§ Trabajo pedido
Según el texto sobre el ozono, ¿cuántos átomos de oxígeno forman cada molécula de ozono?

Cuando Martinus Van Marun descubrió en 1785 el ozono de forma accidental, sin saber lo que en realidad era, lo definió como el olor de la materia eléctrica.
Estaba experimentando con una máquina electrostática, donde sometía diversos gases a descargas eléctricas. Cuando le llego el turno al oxigeno puro, Van Marum advirtió un olor intenso: había fabricado ozono, un elemento que tardó cincuenta años en ser descrito por el alemán Chistian Schönbein (1840).
El ozono es inseparable del oxigeno. En nuestra atmosfera, es una de las formas en las que éste se presenta, y tiene una función muy especial: absorbe los rayos ultravioletas del Sol para evitar que lleguen a la Tierra e impidan la vida de animales y plantas.
Cada molécula de ozono está formada por tres átomos de oxígeno. A pesar de su efecto beneficioso, imprescindible para la naturaleza, cuándo bajamos a la altura de la superficie terrestre, este es altamente oxidante y contaminante.
Sus propiedades oxidantes y antisépticas, lo convierten en un idóneo potabilizador de agua, para eliminar las impurezas de los aparatos electrónicos, e incluso, como desinfectante industrial para fábricas. En el trascurso de la Primera Guerra Mundial, en 1915, se aplicó sanitariamente para tratar heridas, infecciones, y algunas enfermedades de la piel, teniendo cierto éxito. El ozono es un potente antioxidante, como el agua oxigenada.

§ Datos de partida
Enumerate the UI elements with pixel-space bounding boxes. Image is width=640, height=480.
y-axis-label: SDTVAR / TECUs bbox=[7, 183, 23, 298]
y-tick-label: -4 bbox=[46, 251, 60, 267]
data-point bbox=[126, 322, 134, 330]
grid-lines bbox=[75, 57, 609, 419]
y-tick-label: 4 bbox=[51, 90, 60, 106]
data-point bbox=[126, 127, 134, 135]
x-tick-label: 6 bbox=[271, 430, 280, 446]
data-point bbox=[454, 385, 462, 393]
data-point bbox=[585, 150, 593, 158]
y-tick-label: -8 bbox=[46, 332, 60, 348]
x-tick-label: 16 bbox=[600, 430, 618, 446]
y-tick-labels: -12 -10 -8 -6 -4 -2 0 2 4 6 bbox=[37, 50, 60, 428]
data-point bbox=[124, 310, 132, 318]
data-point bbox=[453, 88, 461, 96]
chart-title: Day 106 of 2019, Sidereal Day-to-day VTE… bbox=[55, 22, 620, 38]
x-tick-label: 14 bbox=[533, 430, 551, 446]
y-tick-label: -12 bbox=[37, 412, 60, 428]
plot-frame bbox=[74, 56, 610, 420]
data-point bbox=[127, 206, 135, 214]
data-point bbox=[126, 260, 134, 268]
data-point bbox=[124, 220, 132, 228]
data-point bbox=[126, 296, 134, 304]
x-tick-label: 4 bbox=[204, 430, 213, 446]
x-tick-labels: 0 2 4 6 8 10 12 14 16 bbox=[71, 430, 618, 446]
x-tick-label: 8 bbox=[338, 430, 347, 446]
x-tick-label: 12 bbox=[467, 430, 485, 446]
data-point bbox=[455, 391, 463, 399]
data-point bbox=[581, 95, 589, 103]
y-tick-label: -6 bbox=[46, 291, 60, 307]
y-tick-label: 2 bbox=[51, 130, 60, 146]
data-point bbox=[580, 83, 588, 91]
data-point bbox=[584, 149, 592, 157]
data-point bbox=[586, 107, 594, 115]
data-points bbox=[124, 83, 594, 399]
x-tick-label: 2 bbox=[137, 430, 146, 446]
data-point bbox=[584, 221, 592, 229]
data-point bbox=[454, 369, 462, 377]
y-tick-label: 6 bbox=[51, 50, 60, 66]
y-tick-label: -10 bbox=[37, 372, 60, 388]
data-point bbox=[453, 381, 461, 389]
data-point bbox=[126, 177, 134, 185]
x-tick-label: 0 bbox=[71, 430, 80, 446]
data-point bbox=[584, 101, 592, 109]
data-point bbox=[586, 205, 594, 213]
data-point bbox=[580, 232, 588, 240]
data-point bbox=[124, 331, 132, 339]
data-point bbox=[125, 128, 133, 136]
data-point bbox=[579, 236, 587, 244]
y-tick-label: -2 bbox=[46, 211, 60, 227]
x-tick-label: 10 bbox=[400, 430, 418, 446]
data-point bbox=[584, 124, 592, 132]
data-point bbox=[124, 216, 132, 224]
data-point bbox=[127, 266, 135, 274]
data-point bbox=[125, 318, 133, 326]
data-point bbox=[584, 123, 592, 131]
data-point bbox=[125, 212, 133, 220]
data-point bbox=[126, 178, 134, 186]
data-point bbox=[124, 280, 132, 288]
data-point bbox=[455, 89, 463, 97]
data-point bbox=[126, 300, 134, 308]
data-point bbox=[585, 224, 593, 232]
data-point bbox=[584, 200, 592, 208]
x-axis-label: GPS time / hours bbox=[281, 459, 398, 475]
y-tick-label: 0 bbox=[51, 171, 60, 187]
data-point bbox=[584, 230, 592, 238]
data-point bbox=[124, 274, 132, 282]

§ Resultado
Tres átomos de oxígeno.